======== Data lines ========

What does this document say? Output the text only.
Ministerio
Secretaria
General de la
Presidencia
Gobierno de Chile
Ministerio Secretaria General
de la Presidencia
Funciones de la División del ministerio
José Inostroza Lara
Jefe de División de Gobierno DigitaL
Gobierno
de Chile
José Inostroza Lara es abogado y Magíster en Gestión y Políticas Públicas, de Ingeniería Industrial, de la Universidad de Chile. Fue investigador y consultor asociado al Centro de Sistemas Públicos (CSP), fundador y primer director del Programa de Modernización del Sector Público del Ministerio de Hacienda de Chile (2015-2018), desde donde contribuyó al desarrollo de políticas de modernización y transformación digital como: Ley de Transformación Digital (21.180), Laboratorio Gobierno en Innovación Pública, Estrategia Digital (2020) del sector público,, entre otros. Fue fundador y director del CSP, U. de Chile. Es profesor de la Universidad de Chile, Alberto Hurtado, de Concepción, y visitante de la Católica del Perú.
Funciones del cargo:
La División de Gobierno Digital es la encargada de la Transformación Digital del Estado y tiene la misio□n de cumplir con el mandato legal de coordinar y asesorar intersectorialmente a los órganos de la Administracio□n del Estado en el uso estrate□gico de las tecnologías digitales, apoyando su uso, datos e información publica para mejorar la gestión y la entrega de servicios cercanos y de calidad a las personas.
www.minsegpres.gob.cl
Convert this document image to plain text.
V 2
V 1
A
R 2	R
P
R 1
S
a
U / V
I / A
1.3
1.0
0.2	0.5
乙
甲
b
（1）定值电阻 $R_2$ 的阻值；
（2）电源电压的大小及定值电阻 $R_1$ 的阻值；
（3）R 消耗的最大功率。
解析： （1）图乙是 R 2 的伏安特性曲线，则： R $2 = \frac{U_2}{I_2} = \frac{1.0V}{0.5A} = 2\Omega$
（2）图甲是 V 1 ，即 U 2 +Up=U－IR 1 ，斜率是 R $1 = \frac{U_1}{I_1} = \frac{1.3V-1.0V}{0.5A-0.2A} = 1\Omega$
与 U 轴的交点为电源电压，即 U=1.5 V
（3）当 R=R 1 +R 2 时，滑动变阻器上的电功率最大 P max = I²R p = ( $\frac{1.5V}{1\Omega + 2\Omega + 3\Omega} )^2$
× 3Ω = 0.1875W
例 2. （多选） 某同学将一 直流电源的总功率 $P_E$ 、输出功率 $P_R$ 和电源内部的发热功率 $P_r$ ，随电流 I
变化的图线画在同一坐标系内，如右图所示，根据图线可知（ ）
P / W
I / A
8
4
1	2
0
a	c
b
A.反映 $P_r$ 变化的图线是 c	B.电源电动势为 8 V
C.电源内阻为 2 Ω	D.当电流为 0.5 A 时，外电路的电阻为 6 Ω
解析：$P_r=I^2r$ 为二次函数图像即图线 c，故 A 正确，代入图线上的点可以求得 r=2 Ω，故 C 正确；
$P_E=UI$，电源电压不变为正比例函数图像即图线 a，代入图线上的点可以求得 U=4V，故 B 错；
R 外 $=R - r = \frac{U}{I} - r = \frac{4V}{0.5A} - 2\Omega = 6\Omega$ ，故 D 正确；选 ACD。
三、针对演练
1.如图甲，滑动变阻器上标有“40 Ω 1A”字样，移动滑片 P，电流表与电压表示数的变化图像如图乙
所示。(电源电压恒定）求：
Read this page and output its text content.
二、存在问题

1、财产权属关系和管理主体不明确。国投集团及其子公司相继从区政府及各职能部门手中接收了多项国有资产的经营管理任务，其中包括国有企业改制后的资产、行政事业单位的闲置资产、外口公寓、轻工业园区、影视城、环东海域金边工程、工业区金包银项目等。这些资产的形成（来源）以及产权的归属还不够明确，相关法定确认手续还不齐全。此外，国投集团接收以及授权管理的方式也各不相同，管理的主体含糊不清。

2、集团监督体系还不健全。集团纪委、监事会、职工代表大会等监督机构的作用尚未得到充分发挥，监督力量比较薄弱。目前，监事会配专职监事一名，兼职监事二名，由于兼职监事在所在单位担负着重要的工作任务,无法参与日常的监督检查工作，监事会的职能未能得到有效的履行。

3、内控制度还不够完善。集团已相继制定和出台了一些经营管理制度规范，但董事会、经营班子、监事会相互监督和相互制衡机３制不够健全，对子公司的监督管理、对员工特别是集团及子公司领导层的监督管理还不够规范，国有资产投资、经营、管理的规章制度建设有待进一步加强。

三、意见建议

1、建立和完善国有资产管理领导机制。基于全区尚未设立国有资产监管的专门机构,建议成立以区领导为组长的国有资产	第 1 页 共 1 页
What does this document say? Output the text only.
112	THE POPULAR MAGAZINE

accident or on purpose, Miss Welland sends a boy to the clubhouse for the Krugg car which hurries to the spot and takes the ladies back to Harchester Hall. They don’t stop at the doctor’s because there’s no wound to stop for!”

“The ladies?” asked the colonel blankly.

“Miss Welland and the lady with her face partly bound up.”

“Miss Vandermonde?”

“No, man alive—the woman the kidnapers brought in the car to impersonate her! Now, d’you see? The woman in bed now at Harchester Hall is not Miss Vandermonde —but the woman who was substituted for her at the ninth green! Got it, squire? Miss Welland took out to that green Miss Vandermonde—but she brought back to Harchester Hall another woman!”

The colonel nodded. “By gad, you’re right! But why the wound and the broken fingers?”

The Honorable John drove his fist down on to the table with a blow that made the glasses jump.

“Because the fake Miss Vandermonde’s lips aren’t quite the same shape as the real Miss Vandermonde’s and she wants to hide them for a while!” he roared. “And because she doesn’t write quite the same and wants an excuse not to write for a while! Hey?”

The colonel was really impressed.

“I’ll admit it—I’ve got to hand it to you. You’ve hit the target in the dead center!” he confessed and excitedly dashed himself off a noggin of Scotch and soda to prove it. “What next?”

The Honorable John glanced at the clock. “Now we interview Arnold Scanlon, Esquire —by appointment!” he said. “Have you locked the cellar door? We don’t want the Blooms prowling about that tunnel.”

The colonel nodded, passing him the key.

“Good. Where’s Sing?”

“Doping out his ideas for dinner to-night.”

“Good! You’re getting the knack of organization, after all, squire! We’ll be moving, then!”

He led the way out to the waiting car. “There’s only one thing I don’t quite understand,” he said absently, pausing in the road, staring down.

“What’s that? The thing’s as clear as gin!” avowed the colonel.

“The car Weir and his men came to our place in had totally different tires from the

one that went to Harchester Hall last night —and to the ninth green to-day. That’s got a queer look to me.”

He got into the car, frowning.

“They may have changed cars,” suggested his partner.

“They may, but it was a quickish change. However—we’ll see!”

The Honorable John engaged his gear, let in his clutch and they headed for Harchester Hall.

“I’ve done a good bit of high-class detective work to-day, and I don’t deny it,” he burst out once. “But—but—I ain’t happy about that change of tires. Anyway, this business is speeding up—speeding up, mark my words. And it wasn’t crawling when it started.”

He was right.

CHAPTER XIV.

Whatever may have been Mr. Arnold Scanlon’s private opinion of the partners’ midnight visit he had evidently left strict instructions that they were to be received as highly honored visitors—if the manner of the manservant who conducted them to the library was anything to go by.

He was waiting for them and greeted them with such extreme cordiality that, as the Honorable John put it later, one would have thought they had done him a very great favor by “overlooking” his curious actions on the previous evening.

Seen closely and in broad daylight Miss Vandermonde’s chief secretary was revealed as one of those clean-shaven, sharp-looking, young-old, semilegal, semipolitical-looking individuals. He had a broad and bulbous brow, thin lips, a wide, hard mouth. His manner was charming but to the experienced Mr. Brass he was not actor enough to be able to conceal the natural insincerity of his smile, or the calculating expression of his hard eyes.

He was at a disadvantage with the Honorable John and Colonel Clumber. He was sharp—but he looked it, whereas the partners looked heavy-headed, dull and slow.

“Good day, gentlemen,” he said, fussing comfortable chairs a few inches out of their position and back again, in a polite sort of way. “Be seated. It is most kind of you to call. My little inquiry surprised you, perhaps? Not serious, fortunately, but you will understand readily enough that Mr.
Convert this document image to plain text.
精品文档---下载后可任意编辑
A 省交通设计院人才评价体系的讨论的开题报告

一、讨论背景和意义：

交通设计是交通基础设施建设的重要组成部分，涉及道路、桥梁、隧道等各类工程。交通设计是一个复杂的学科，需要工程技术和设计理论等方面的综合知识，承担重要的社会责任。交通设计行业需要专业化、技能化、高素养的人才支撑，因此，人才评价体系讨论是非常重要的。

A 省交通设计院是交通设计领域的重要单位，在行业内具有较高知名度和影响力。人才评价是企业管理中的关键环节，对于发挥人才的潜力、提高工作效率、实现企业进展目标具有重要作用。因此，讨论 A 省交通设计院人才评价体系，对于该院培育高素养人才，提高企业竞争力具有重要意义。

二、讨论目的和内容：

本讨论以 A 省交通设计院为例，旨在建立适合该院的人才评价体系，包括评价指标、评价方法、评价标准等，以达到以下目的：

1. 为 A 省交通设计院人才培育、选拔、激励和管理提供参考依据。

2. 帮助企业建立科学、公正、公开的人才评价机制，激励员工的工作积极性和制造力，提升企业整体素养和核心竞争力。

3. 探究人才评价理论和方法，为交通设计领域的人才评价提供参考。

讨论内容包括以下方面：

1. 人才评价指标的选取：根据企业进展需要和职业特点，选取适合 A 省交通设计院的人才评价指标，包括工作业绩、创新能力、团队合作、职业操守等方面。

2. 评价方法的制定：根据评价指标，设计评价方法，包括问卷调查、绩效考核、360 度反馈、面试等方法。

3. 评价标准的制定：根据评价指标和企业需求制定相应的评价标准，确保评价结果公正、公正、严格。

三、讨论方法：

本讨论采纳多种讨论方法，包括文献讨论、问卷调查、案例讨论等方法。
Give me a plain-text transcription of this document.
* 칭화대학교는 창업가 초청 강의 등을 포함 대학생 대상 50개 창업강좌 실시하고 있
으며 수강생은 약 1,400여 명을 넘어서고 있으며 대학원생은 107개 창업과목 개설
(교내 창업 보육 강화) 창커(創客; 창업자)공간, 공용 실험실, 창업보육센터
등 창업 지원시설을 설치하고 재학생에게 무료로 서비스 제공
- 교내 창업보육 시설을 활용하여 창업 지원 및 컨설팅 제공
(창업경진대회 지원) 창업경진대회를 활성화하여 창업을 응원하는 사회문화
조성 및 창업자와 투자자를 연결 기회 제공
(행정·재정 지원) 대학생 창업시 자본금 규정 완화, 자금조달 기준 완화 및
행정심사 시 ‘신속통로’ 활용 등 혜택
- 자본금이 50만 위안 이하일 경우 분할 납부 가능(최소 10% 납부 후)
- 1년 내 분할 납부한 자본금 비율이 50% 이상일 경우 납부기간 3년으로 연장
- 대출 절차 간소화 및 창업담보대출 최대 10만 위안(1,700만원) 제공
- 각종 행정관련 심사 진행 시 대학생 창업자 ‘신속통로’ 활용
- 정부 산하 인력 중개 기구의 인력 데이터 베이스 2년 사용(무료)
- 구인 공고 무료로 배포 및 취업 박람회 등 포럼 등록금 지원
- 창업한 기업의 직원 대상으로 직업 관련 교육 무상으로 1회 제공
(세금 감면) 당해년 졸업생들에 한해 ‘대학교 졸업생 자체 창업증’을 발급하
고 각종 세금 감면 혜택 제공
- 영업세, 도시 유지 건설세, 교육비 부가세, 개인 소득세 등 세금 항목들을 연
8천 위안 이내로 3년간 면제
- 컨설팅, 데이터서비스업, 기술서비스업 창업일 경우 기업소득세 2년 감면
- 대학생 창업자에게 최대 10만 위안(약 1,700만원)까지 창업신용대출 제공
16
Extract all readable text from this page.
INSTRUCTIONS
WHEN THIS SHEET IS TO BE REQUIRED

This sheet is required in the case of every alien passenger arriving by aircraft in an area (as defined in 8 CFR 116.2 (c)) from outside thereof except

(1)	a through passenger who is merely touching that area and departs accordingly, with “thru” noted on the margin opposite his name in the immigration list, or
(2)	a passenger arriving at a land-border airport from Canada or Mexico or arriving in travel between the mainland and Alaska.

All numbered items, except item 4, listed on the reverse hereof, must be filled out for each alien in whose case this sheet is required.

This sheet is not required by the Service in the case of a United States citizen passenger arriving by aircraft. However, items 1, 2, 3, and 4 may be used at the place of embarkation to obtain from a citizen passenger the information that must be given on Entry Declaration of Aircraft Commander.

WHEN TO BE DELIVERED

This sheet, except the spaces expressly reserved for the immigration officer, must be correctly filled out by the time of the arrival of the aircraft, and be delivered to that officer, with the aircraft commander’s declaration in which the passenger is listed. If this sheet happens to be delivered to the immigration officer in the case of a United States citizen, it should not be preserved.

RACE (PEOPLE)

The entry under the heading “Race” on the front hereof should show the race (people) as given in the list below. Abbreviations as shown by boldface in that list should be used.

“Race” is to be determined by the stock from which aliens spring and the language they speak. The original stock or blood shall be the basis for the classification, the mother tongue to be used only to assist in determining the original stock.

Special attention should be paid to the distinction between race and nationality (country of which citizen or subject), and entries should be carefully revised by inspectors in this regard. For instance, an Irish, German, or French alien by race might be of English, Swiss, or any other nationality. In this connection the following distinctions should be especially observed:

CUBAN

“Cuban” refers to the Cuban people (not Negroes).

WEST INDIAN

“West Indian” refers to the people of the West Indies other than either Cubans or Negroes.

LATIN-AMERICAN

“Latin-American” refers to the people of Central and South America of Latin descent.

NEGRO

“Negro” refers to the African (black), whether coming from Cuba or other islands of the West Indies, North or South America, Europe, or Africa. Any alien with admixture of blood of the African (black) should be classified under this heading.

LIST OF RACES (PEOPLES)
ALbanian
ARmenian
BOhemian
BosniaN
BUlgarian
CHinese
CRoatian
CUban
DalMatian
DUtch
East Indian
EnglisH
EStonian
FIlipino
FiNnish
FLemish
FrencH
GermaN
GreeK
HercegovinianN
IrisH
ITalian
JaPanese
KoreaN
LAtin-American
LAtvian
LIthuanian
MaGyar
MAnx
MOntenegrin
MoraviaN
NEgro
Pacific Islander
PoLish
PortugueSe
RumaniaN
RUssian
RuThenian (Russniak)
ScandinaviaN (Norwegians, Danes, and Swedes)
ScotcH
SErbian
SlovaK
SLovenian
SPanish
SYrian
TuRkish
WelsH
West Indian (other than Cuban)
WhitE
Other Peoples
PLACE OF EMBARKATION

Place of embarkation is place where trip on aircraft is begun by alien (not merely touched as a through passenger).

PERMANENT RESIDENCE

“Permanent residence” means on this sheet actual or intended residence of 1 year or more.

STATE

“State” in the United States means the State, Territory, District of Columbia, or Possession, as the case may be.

========

**What you have to do**
Going through the data, tally the lines containing "However" and report only the result.

**Final result**
2